> [Short task]: Copy each line of the material below that includes the string "Frequency".
════════════════
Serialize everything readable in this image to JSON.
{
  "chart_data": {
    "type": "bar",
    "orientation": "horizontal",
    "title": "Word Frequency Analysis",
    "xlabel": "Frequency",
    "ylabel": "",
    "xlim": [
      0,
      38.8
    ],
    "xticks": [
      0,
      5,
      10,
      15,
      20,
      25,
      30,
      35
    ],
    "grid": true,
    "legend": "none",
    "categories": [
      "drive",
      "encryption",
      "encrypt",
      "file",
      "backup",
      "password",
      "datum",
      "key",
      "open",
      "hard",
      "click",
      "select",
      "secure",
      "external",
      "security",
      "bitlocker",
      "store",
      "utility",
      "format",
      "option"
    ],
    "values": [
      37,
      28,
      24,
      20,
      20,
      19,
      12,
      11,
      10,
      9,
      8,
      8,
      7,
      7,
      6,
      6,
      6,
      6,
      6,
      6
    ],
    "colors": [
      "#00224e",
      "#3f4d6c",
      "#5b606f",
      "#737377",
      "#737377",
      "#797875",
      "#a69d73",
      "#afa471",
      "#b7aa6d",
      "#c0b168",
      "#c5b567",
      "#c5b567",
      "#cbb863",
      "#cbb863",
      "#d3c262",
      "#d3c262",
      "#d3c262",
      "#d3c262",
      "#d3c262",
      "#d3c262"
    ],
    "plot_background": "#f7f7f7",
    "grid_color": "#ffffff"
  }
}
════════════════
> [Task answer]:
    "title": "Word Frequency Analysis",
    "xlabel": "Frequency",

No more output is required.